(Figure record listings)
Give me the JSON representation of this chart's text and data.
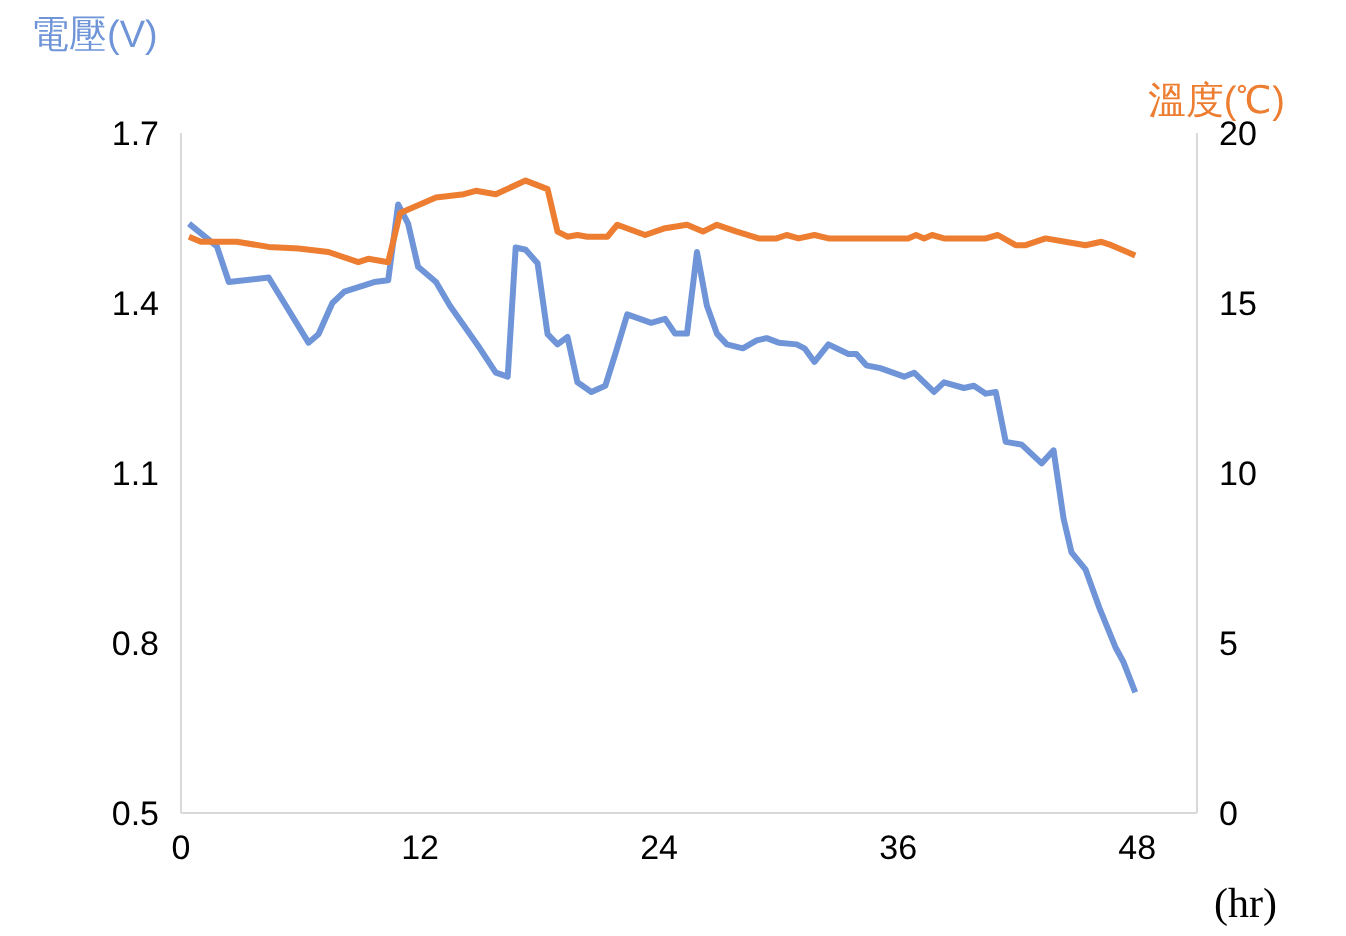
{
  "chart_data": {
    "type": "line",
    "ylabel": "電壓(V)",
    "y2label": "溫度(℃)",
    "xlabel": "(hr)",
    "xlim": [
      0,
      51
    ],
    "xticks": [
      0,
      12,
      24,
      36,
      48
    ],
    "ylim": [
      0.5,
      1.7
    ],
    "yticks": [
      0.5,
      0.8,
      1.1,
      1.4,
      1.7
    ],
    "y2lim": [
      0,
      20
    ],
    "y2ticks": [
      0,
      5,
      10,
      15,
      20
    ],
    "grid": false,
    "marker": "none",
    "line_style": "solid",
    "series": [
      {
        "color": "#6f95d8",
        "x": [
          0.4,
          1.8,
          2.4,
          4.4,
          6.4,
          6.9,
          7.6,
          8.2,
          9.7,
          10.4,
          10.9,
          11.4,
          11.9,
          12.8,
          13.5,
          15.0,
          15.8,
          16.4,
          16.8,
          17.3,
          17.9,
          18.4,
          18.9,
          19.4,
          19.9,
          20.6,
          21.3,
          21.8,
          22.4,
          23.6,
          24.3,
          24.8,
          25.4,
          25.9,
          26.4,
          26.9,
          27.4,
          28.2,
          28.9,
          29.4,
          30.0,
          30.9,
          31.3,
          31.8,
          32.5,
          33.5,
          33.9,
          34.4,
          35.1,
          36.3,
          36.8,
          37.8,
          38.3,
          39.3,
          39.8,
          40.4,
          40.9,
          41.4,
          42.2,
          43.2,
          43.8,
          44.3,
          44.7,
          45.4,
          46.1,
          46.9,
          47.3,
          47.9
        ],
        "values": [
          1.54,
          1.5,
          1.437,
          1.445,
          1.33,
          1.345,
          1.4,
          1.42,
          1.437,
          1.44,
          1.574,
          1.54,
          1.464,
          1.437,
          1.395,
          1.32,
          1.277,
          1.27,
          1.498,
          1.494,
          1.47,
          1.345,
          1.327,
          1.34,
          1.26,
          1.243,
          1.254,
          1.31,
          1.38,
          1.365,
          1.372,
          1.346,
          1.346,
          1.49,
          1.395,
          1.346,
          1.327,
          1.32,
          1.334,
          1.338,
          1.33,
          1.327,
          1.32,
          1.296,
          1.327,
          1.31,
          1.31,
          1.29,
          1.285,
          1.27,
          1.277,
          1.243,
          1.26,
          1.25,
          1.254,
          1.24,
          1.243,
          1.155,
          1.15,
          1.117,
          1.14,
          1.02,
          0.96,
          0.93,
          0.862,
          0.793,
          0.767,
          0.713
        ]
      },
      {
        "color": "#ed7d31",
        "axis": "y2",
        "x": [
          0.4,
          1.0,
          2.8,
          4.4,
          5.9,
          7.4,
          8.9,
          9.4,
          10.4,
          11.0,
          12.8,
          14.2,
          14.8,
          15.8,
          17.3,
          18.4,
          18.9,
          19.4,
          19.9,
          20.4,
          21.4,
          21.9,
          23.3,
          24.3,
          25.4,
          26.2,
          26.9,
          27.9,
          29.0,
          29.9,
          30.4,
          31.0,
          31.8,
          32.5,
          36.5,
          36.9,
          37.3,
          37.7,
          38.3,
          40.4,
          41.0,
          41.9,
          42.4,
          43.4,
          44.9,
          45.4,
          46.2,
          46.7,
          47.9
        ],
        "values": [
          16.95,
          16.8,
          16.8,
          16.65,
          16.6,
          16.5,
          16.2,
          16.3,
          16.2,
          17.65,
          18.1,
          18.2,
          18.3,
          18.2,
          18.6,
          18.35,
          17.1,
          16.95,
          17.0,
          16.95,
          16.95,
          17.3,
          17.0,
          17.2,
          17.3,
          17.1,
          17.3,
          17.1,
          16.9,
          16.9,
          17.0,
          16.9,
          17.0,
          16.9,
          16.9,
          17.0,
          16.9,
          17.0,
          16.9,
          16.9,
          17.0,
          16.7,
          16.7,
          16.9,
          16.75,
          16.7,
          16.8,
          16.7,
          16.4
        ]
      }
    ]
  }
}
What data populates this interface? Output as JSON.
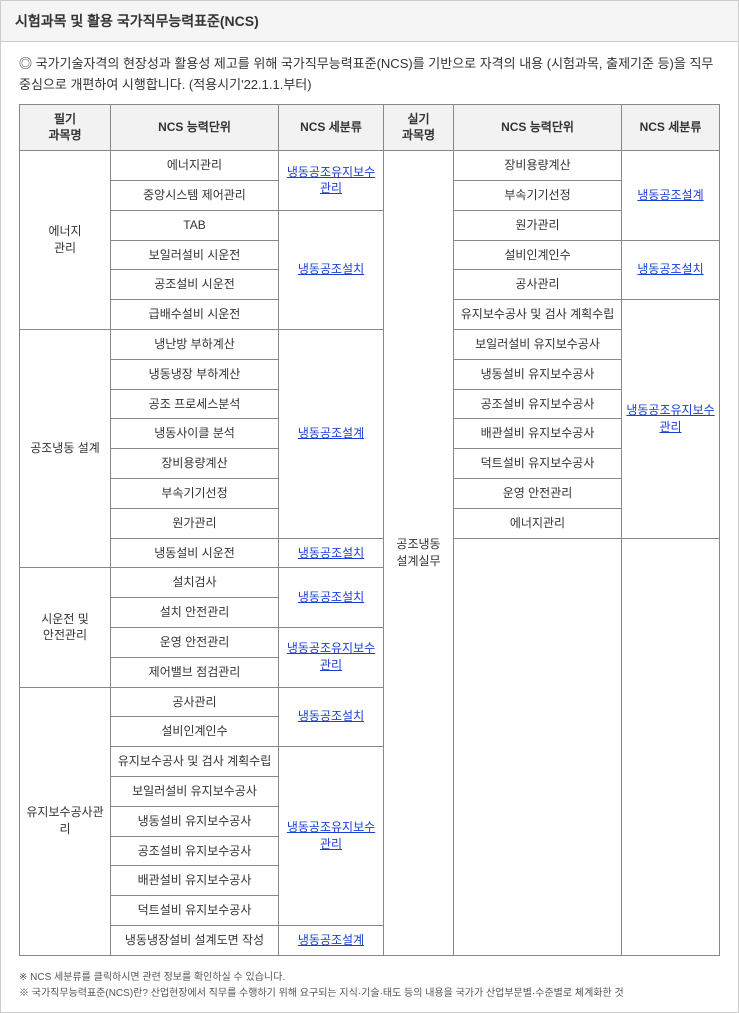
{
  "title": "시험과목 및 활용 국가직무능력표준(NCS)",
  "intro": "◎ 국가기술자격의 현장성과 활용성 제고를 위해 국가직무능력표준(NCS)를 기반으로 자격의 내용 (시험과목, 출제기준 등)을 직무 중심으로 개편하여 시행합니다. (적용시기'22.1.1.부터)",
  "headers": {
    "left_subject": "필기\n과목명",
    "ncs_unit": "NCS 능력단위",
    "ncs_cat": "NCS 세분류",
    "right_subject": "실기\n과목명"
  },
  "cats": {
    "maint": "냉동공조유지보수관리",
    "install": "냉동공조설치",
    "design": "냉동공조설계"
  },
  "right_subject": "공조냉동\n설계실무",
  "left": [
    {
      "subject": "에너지\n관리",
      "rows": [
        {
          "unit": "에너지관리",
          "cat": "maint",
          "cat_rowspan": 2
        },
        {
          "unit": "중앙시스템 제어관리"
        },
        {
          "unit": "TAB",
          "cat": "install",
          "cat_rowspan": 4
        },
        {
          "unit": "보일러설비 시운전"
        },
        {
          "unit": "공조설비 시운전"
        },
        {
          "unit": "급배수설비 시운전"
        }
      ]
    },
    {
      "subject": "공조냉동 설계",
      "rows": [
        {
          "unit": "냉난방 부하계산",
          "cat": "design",
          "cat_rowspan": 7
        },
        {
          "unit": "냉동냉장 부하계산"
        },
        {
          "unit": "공조 프로세스분석"
        },
        {
          "unit": "냉동사이클 분석"
        },
        {
          "unit": "장비용량계산"
        },
        {
          "unit": "부속기기선정"
        },
        {
          "unit": "원가관리"
        },
        {
          "unit": "냉동설비 시운전",
          "cat": "install",
          "cat_rowspan": 1
        }
      ]
    },
    {
      "subject": "시운전 및\n안전관리",
      "rows": [
        {
          "unit": "설치검사",
          "cat": "install",
          "cat_rowspan": 2
        },
        {
          "unit": "설치 안전관리"
        },
        {
          "unit": "운영 안전관리",
          "cat": "maint",
          "cat_rowspan": 2
        },
        {
          "unit": "제어밸브 점검관리"
        }
      ]
    },
    {
      "subject": "유지보수공사관리",
      "rows": [
        {
          "unit": "공사관리",
          "cat": "install",
          "cat_rowspan": 2
        },
        {
          "unit": "설비인계인수"
        },
        {
          "unit": "유지보수공사 및 검사 계획수립",
          "cat": "maint",
          "cat_rowspan": 6
        },
        {
          "unit": "보일러설비 유지보수공사"
        },
        {
          "unit": "냉동설비 유지보수공사"
        },
        {
          "unit": "공조설비 유지보수공사"
        },
        {
          "unit": "배관설비 유지보수공사"
        },
        {
          "unit": "덕트설비 유지보수공사"
        },
        {
          "unit": "냉동냉장설비 설계도면 작성",
          "cat": "design",
          "cat_rowspan": 1
        }
      ]
    }
  ],
  "right": [
    {
      "unit": "장비용량계산",
      "cat": "design",
      "cat_rowspan": 3
    },
    {
      "unit": "부속기기선정"
    },
    {
      "unit": "원가관리"
    },
    {
      "unit": "설비인계인수",
      "cat": "install",
      "cat_rowspan": 2
    },
    {
      "unit": "공사관리"
    },
    {
      "unit": "유지보수공사 및 검사 계획수립",
      "cat": "maint",
      "cat_rowspan": 8
    },
    {
      "unit": "보일러설비 유지보수공사"
    },
    {
      "unit": "냉동설비 유지보수공사"
    },
    {
      "unit": "공조설비 유지보수공사"
    },
    {
      "unit": "배관설비 유지보수공사"
    },
    {
      "unit": "덕트설비 유지보수공사"
    },
    {
      "unit": "운영 안전관리"
    },
    {
      "unit": "에너지관리"
    }
  ],
  "notes": [
    "※ NCS 세분류를 클릭하시면 관련 정보를 확인하실 수 있습니다.",
    "※ 국가직무능력표준(NCS)란? 산업현장에서 직무를 수행하기 위해 요구되는 지식·기술·태도 등의 내용을 국가가 산업부문별·수준별로 체계화한 것"
  ]
}
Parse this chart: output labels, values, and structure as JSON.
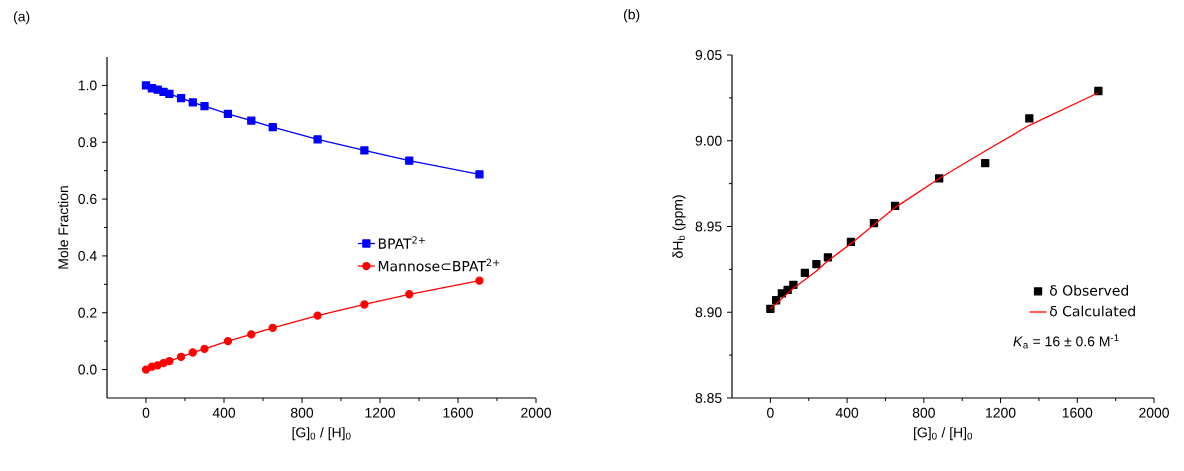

Written exercise: Say, as a single number and nothing more, how many lines of the entries contain the word "시험과목".

Solution for this exercise: 2